## The exercise
Find every line in the records below that holds the word "offset", and copy each one.

────────

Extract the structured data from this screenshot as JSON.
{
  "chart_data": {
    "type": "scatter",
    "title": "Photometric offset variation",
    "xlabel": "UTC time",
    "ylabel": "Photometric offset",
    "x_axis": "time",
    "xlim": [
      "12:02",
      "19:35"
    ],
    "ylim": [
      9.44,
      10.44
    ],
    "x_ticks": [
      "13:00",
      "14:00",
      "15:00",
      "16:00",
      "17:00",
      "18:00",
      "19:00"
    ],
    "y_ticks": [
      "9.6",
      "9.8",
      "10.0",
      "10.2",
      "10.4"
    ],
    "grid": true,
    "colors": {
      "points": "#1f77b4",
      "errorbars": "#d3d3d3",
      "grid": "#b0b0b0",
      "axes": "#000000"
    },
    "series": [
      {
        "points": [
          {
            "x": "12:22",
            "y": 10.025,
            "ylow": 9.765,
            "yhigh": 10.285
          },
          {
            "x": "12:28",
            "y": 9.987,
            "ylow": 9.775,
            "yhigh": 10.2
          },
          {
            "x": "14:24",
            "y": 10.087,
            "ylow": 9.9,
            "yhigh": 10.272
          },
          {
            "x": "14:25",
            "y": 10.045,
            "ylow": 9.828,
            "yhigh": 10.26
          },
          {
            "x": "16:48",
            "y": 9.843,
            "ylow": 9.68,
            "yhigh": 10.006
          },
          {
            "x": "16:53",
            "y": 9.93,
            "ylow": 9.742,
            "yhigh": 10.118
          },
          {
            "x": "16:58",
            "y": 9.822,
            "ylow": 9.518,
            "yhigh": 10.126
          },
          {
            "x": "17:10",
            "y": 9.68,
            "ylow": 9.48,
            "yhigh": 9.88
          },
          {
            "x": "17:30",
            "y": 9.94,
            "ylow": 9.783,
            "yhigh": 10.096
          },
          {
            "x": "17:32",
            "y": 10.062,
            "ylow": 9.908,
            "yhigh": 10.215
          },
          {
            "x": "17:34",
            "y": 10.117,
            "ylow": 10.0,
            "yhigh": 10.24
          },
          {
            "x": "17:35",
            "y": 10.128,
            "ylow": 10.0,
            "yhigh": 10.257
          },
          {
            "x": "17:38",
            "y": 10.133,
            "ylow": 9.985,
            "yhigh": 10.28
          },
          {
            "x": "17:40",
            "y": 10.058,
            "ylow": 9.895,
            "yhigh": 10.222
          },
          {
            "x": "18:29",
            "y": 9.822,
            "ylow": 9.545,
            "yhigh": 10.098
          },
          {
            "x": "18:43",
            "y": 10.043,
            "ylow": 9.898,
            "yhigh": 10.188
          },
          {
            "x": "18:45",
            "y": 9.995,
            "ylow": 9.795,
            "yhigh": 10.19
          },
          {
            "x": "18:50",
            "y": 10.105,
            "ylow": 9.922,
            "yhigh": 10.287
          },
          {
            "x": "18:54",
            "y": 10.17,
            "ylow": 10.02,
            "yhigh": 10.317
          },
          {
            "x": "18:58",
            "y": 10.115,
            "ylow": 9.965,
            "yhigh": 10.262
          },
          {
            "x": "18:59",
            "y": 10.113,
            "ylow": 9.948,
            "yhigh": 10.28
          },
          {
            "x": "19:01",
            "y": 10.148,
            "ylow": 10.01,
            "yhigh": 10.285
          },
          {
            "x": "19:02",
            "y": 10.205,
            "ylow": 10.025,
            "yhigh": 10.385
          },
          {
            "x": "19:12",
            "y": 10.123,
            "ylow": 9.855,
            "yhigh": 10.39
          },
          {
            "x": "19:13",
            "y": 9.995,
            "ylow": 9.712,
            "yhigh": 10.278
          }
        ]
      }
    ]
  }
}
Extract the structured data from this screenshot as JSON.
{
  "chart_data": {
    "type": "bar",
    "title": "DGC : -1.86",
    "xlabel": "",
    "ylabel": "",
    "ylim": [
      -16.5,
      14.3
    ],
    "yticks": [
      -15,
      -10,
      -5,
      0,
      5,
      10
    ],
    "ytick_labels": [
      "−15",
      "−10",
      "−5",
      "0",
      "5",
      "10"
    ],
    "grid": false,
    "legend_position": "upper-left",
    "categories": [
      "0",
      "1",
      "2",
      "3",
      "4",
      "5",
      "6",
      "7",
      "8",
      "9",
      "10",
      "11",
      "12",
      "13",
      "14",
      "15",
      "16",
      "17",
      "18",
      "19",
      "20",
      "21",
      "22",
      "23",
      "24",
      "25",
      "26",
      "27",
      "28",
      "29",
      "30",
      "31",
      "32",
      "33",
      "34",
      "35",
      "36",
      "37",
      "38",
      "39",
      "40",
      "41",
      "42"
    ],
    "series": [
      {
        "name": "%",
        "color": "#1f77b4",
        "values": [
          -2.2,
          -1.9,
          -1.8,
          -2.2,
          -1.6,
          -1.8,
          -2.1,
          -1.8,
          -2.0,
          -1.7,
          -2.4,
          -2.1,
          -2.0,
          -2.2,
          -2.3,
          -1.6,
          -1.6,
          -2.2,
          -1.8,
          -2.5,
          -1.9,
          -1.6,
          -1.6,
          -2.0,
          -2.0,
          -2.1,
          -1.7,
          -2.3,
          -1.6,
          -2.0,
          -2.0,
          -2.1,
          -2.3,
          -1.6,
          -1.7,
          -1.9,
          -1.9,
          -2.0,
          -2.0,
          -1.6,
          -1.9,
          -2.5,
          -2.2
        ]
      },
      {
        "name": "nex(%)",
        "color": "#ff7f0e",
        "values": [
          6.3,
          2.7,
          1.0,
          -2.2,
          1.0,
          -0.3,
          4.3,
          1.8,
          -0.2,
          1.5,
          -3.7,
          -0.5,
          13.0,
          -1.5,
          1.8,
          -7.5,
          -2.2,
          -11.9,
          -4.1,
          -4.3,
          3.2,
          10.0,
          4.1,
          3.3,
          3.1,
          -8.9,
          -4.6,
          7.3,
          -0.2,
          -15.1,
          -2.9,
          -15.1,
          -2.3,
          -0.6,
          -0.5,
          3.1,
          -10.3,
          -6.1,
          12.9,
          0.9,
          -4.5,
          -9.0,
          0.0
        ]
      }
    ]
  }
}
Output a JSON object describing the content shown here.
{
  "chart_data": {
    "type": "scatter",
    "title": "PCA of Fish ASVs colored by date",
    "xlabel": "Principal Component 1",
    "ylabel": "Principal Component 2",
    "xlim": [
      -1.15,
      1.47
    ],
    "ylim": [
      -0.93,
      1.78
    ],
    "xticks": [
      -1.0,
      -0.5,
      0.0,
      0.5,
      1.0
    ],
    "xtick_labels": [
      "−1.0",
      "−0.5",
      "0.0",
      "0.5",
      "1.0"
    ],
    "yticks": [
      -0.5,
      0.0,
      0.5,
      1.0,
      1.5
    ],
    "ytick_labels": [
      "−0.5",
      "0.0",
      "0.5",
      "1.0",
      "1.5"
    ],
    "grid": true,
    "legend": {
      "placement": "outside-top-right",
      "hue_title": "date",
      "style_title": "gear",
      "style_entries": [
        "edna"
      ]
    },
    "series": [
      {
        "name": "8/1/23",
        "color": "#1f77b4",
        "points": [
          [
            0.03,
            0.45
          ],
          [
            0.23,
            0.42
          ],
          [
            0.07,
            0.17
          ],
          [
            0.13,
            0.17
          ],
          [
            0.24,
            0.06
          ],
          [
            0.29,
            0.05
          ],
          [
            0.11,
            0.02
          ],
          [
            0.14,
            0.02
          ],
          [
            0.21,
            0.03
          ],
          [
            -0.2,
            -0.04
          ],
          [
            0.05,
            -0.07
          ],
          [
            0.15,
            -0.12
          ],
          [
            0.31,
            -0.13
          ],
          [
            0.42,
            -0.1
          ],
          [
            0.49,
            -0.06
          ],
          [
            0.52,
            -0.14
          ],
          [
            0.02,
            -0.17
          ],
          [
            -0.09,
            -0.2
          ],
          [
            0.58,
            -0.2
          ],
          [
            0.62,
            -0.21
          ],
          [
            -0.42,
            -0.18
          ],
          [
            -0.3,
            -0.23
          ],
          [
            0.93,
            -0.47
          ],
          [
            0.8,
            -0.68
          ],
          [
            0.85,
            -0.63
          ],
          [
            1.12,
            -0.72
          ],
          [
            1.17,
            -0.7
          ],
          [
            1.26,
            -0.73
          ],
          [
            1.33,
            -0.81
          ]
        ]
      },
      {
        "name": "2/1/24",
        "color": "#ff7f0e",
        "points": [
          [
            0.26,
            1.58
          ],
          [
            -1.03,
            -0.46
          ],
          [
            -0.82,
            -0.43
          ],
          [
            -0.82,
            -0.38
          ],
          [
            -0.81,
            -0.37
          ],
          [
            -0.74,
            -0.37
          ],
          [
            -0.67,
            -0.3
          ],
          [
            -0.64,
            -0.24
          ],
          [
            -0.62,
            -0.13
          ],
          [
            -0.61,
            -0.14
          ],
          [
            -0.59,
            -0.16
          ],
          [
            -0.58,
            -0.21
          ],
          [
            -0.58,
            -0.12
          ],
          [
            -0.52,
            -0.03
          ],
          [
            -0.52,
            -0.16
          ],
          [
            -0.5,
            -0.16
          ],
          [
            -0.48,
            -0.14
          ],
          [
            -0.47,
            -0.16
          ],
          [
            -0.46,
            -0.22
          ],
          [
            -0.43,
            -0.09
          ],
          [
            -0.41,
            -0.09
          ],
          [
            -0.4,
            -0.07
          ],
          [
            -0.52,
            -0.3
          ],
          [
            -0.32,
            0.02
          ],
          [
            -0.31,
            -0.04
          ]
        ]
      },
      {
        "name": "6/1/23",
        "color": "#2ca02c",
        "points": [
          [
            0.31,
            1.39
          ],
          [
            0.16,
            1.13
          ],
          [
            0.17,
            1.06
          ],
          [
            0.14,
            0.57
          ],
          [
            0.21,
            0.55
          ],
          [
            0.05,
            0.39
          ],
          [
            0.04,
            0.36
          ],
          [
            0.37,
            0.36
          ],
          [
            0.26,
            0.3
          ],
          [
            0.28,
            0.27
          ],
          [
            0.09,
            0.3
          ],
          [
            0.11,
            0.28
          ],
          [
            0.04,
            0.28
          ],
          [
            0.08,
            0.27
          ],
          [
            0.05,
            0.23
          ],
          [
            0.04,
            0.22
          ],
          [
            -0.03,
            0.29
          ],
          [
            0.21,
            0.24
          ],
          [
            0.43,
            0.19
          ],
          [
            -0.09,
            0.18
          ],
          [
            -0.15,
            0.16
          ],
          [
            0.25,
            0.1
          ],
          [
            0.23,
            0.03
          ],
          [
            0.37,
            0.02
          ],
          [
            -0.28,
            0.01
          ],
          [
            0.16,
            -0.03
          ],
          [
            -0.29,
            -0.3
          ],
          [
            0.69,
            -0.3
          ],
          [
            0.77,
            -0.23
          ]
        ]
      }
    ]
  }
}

────────

## Task solution
    "title": "Photometric offset variation",
    "ylabel": "Photometric offset",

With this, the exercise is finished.